Edit the records below by replacing every "intro-line" with "opening-line", leaving all other text unchanged.

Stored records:
::::::::::

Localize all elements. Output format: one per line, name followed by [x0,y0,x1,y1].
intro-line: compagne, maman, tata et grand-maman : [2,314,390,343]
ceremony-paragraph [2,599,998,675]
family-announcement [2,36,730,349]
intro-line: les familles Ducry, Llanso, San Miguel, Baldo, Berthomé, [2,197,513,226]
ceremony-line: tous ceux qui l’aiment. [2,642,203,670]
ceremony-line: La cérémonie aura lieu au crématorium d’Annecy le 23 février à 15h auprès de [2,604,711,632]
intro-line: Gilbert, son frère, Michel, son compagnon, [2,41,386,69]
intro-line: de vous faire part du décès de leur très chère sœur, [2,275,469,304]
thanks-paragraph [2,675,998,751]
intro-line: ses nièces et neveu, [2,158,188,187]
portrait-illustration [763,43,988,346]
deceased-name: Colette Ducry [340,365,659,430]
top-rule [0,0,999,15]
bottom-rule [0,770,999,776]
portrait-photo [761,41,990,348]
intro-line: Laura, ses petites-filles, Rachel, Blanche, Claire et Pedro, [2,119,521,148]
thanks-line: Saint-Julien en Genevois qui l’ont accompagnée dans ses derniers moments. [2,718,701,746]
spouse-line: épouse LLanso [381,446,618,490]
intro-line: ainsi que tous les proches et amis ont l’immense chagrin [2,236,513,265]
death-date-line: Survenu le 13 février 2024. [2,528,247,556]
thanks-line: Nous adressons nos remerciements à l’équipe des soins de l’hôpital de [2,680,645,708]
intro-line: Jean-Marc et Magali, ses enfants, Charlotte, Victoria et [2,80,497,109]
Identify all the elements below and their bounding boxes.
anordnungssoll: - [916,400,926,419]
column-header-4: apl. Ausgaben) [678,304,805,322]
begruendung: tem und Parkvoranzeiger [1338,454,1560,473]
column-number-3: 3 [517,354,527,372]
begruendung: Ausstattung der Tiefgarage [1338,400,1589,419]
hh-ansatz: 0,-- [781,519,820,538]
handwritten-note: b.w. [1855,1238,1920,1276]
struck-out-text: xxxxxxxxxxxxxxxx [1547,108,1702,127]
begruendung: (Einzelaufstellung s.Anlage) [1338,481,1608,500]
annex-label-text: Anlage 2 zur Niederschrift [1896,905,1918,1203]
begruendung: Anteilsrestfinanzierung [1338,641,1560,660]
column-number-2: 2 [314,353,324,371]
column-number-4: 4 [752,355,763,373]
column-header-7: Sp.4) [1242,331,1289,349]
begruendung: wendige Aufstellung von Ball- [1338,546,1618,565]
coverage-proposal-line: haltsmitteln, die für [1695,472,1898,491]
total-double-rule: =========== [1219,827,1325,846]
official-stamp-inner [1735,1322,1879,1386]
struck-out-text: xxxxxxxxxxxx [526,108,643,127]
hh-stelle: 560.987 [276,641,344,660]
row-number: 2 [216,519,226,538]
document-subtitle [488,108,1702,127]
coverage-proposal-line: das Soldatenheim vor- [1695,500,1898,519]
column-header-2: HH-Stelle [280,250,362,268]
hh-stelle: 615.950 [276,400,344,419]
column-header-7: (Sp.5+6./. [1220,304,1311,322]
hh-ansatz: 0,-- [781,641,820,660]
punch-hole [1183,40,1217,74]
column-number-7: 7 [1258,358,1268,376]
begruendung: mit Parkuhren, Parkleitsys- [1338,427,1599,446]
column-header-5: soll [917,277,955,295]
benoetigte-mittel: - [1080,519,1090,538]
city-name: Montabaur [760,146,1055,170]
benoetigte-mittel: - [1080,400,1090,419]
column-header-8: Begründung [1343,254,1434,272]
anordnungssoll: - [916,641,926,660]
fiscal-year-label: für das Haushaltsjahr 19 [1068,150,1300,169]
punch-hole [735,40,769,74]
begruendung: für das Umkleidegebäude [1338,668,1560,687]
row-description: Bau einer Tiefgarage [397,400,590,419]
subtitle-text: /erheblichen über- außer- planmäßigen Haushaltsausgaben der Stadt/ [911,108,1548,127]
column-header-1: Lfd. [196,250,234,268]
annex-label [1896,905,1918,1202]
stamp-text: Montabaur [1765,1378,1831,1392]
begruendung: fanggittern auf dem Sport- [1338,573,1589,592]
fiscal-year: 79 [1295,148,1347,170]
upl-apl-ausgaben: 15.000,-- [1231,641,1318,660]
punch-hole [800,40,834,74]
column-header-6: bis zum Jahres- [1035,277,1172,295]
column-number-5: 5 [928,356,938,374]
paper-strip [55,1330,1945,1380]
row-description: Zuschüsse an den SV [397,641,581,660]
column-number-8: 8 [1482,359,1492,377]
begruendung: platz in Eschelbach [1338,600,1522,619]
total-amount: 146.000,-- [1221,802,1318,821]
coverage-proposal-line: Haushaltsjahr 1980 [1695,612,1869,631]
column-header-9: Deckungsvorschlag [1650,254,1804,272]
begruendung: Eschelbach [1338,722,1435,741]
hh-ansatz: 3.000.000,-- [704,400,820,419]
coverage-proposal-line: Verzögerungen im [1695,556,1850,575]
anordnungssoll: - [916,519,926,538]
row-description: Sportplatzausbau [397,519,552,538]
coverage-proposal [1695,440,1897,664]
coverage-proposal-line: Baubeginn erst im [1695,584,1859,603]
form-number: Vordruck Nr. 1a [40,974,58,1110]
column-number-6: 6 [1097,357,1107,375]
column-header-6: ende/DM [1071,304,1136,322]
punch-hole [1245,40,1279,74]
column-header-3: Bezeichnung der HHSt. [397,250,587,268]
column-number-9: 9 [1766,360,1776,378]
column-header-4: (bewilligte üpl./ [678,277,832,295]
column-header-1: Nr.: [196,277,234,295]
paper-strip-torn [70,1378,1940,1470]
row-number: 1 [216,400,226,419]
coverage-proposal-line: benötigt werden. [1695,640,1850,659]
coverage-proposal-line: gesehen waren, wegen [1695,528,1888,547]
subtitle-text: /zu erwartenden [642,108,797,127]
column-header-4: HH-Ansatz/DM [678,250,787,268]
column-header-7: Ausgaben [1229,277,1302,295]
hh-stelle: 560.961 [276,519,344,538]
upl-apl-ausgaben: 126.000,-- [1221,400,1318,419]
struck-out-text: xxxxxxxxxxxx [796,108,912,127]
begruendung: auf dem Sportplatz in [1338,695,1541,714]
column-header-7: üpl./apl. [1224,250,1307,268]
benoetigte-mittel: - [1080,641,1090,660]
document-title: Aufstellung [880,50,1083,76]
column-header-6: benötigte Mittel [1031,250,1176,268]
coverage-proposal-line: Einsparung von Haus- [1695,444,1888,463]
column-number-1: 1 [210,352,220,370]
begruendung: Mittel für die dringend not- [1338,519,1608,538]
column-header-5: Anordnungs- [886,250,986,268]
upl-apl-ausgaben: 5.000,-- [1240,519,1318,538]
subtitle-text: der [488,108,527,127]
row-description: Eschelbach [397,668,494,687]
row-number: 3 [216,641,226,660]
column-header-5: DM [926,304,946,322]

::::::::::

FULL OUTPUT:
Localize all elements. Output format: one per line, name followed by [x0,y0,x1,y1].
opening-line: compagne, maman, tata et grand-maman : [2,314,390,343]
ceremony-paragraph [2,599,998,675]
family-announcement [2,36,730,349]
opening-line: les familles Ducry, Llanso, San Miguel, Baldo, Berthomé, [2,197,513,226]
ceremony-line: tous ceux qui l’aiment. [2,642,203,670]
ceremony-line: La cérémonie aura lieu au crématorium d’Annecy le 23 février à 15h auprès de [2,604,711,632]
opening-line: Gilbert, son frère, Michel, son compagnon, [2,41,386,69]
opening-line: de vous faire part du décès de leur très chère sœur, [2,275,469,304]
thanks-paragraph [2,675,998,751]
opening-line: ses nièces et neveu, [2,158,188,187]
portrait-illustration [763,43,988,346]
deceased-name: Colette Ducry [340,365,659,430]
top-rule [0,0,999,15]
bottom-rule [0,770,999,776]
portrait-photo [761,41,990,348]
opening-line: Laura, ses petites-filles, Rachel, Blanche, Claire et Pedro, [2,119,521,148]
thanks-line: Saint-Julien en Genevois qui l’ont accompagnée dans ses derniers moments. [2,718,701,746]
spouse-line: épouse LLanso [381,446,618,490]
opening-line: ainsi que tous les proches et amis ont l’immense chagrin [2,236,513,265]
death-date-line: Survenu le 13 février 2024. [2,528,247,556]
thanks-line: Nous adressons nos remerciements à l’équipe des soins de l’hôpital de [2,680,645,708]
opening-line: Jean-Marc et Magali, ses enfants, Charlotte, Victoria et [2,80,497,109]
Identify all the elements below and their bounding boxes.
anordnungssoll: - [916,400,926,419]
column-header-4: apl. Ausgaben) [678,304,805,322]
begruendung: tem und Parkvoranzeiger [1338,454,1560,473]
column-number-3: 3 [517,354,527,372]
begruendung: Ausstattung der Tiefgarage [1338,400,1589,419]
hh-ansatz: 0,-- [781,519,820,538]
handwritten-note: b.w. [1855,1238,1920,1276]
struck-out-text: xxxxxxxxxxxxxxxx [1547,108,1702,127]
begruendung: (Einzelaufstellung s.Anlage) [1338,481,1608,500]
annex-label-text: Anlage 2 zur Niederschrift [1896,905,1918,1203]
begruendung: Anteilsrestfinanzierung [1338,641,1560,660]
column-number-2: 2 [314,353,324,371]
column-number-4: 4 [752,355,763,373]
column-header-7: Sp.4) [1242,331,1289,349]
begruendung: wendige Aufstellung von Ball- [1338,546,1618,565]
coverage-proposal-line: haltsmitteln, die für [1695,472,1898,491]
total-double-rule: =========== [1219,827,1325,846]
official-stamp-inner [1735,1322,1879,1386]
struck-out-text: xxxxxxxxxxxx [526,108,643,127]
hh-stelle: 560.987 [276,641,344,660]
row-number: 2 [216,519,226,538]
document-subtitle [488,108,1702,127]
coverage-proposal-line: das Soldatenheim vor- [1695,500,1898,519]
column-header-2: HH-Stelle [280,250,362,268]
hh-stelle: 615.950 [276,400,344,419]
column-header-7: (Sp.5+6./. [1220,304,1311,322]
hh-ansatz: 0,-- [781,641,820,660]
punch-hole [1183,40,1217,74]
column-number-7: 7 [1258,358,1268,376]
begruendung: mit Parkuhren, Parkleitsys- [1338,427,1599,446]
column-header-5: soll [917,277,955,295]
benoetigte-mittel: - [1080,519,1090,538]
city-name: Montabaur [760,146,1055,170]
benoetigte-mittel: - [1080,400,1090,419]
column-header-8: Begründung [1343,254,1434,272]
anordnungssoll: - [916,641,926,660]
fiscal-year-label: für das Haushaltsjahr 19 [1068,150,1300,169]
punch-hole [735,40,769,74]
begruendung: für das Umkleidegebäude [1338,668,1560,687]
row-description: Bau einer Tiefgarage [397,400,590,419]
subtitle-text: /erheblichen über- außer- planmäßigen Haushaltsausgaben der Stadt/ [911,108,1548,127]
column-header-1: Lfd. [196,250,234,268]
annex-label [1896,905,1918,1202]
stamp-text: Montabaur [1765,1378,1831,1392]
begruendung: fanggittern auf dem Sport- [1338,573,1589,592]
fiscal-year: 79 [1295,148,1347,170]
upl-apl-ausgaben: 15.000,-- [1231,641,1318,660]
punch-hole [800,40,834,74]
column-header-6: bis zum Jahres- [1035,277,1172,295]
column-number-5: 5 [928,356,938,374]
paper-strip [55,1330,1945,1380]
row-description: Zuschüsse an den SV [397,641,581,660]
column-number-8: 8 [1482,359,1492,377]
begruendung: platz in Eschelbach [1338,600,1522,619]
total-amount: 146.000,-- [1221,802,1318,821]
coverage-proposal-line: Haushaltsjahr 1980 [1695,612,1869,631]
column-header-9: Deckungsvorschlag [1650,254,1804,272]
begruendung: Eschelbach [1338,722,1435,741]
hh-ansatz: 3.000.000,-- [704,400,820,419]
coverage-proposal-line: Verzögerungen im [1695,556,1850,575]
anordnungssoll: - [916,519,926,538]
row-description: Sportplatzausbau [397,519,552,538]
coverage-proposal [1695,440,1897,664]
coverage-proposal-line: Baubeginn erst im [1695,584,1859,603]
form-number: Vordruck Nr. 1a [40,974,58,1110]
column-number-6: 6 [1097,357,1107,375]
column-header-6: ende/DM [1071,304,1136,322]
punch-hole [1245,40,1279,74]
column-header-3: Bezeichnung der HHSt. [397,250,587,268]
column-number-9: 9 [1766,360,1776,378]
column-header-4: (bewilligte üpl./ [678,277,832,295]
column-header-1: Nr.: [196,277,234,295]
paper-strip-torn [70,1378,1940,1470]
row-number: 1 [216,400,226,419]
coverage-proposal-line: benötigt werden. [1695,640,1850,659]
coverage-proposal-line: gesehen waren, wegen [1695,528,1888,547]
subtitle-text: /zu erwartenden [642,108,797,127]
column-header-4: HH-Ansatz/DM [678,250,787,268]
column-header-7: Ausgaben [1229,277,1302,295]
hh-stelle: 560.961 [276,519,344,538]
upl-apl-ausgaben: 126.000,-- [1221,400,1318,419]
struck-out-text: xxxxxxxxxxxx [796,108,912,127]
begruendung: auf dem Sportplatz in [1338,695,1541,714]
column-header-7: üpl./apl. [1224,250,1307,268]
benoetigte-mittel: - [1080,641,1090,660]
document-title: Aufstellung [880,50,1083,76]
column-header-6: benötigte Mittel [1031,250,1176,268]
coverage-proposal-line: Einsparung von Haus- [1695,444,1888,463]
column-number-1: 1 [210,352,220,370]
begruendung: Mittel für die dringend not- [1338,519,1608,538]
column-header-5: Anordnungs- [886,250,986,268]
upl-apl-ausgaben: 5.000,-- [1240,519,1318,538]
subtitle-text: der [488,108,527,127]
row-description: Eschelbach [397,668,494,687]
row-number: 3 [216,641,226,660]
column-header-5: DM [926,304,946,322]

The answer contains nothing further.